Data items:
....
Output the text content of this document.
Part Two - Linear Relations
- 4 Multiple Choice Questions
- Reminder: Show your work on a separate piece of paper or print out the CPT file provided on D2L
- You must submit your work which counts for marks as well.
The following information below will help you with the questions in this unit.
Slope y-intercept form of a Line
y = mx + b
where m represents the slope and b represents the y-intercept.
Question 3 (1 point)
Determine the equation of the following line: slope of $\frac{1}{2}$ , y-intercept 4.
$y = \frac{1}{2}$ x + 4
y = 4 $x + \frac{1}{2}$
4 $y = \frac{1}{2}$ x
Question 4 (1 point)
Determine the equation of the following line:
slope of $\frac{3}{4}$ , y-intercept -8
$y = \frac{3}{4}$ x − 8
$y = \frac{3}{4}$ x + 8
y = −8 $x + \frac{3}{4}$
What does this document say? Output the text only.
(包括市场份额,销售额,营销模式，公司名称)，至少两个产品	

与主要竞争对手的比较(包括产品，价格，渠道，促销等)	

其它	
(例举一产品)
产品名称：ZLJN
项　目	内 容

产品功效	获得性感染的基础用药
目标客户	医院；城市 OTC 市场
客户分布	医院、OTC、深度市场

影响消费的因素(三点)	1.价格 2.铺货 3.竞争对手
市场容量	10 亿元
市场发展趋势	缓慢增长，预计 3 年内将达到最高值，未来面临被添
....
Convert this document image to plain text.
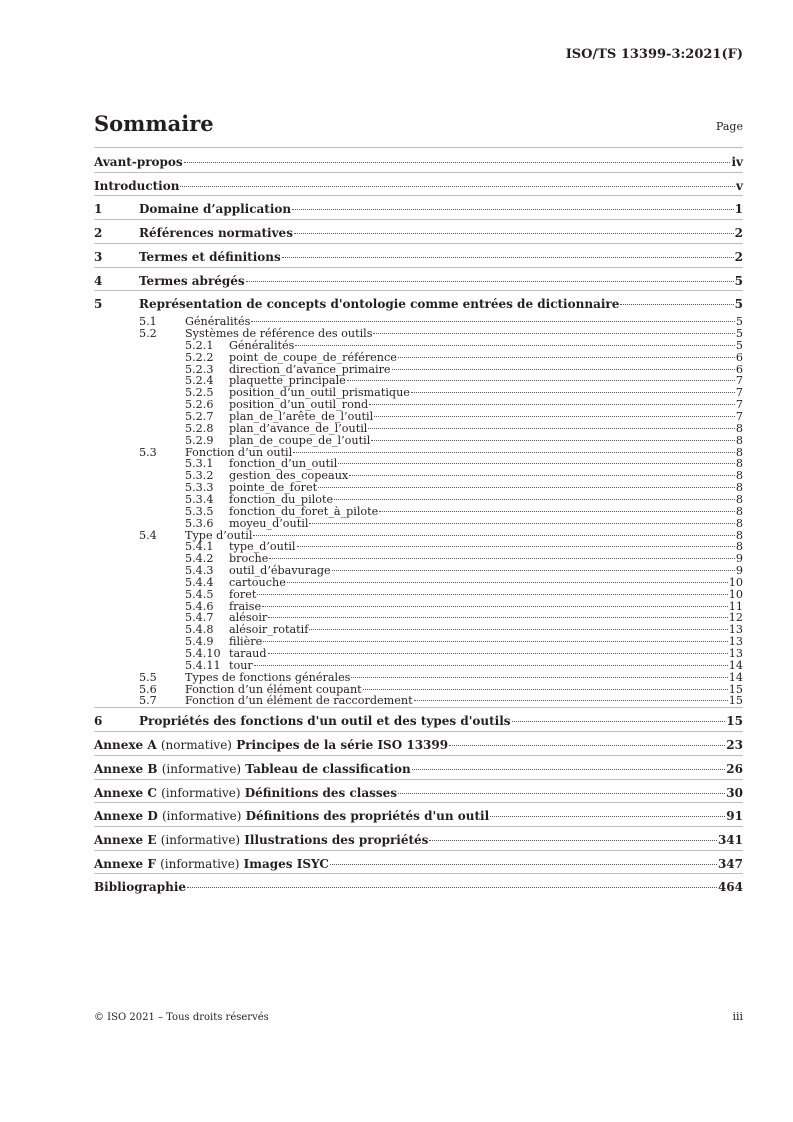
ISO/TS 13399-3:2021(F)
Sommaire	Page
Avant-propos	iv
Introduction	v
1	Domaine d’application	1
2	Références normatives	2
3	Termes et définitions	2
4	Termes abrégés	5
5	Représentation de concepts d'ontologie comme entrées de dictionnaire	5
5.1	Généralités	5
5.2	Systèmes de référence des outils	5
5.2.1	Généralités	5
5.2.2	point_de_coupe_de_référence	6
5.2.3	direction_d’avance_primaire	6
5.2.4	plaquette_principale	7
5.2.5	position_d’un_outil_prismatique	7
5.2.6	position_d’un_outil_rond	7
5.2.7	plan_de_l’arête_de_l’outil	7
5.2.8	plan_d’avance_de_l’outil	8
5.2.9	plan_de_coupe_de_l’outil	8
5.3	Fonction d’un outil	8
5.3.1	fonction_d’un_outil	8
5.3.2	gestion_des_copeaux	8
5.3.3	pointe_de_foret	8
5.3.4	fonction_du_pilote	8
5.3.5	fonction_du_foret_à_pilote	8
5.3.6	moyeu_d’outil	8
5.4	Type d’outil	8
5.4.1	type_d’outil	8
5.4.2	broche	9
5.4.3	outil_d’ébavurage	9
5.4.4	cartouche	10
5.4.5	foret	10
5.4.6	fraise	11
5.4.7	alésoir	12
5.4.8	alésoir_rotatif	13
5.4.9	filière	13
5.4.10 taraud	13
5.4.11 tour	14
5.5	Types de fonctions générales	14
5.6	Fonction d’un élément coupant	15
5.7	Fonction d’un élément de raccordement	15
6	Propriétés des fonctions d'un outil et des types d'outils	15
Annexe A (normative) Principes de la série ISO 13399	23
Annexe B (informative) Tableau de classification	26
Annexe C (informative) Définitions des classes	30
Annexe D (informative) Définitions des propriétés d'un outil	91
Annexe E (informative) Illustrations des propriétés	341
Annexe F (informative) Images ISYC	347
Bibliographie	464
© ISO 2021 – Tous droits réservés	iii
....
§ WHAT NEEDS TO BE DONE: Determine how many lines include the string "your". Give no answer but the number.

§ RESULT: 2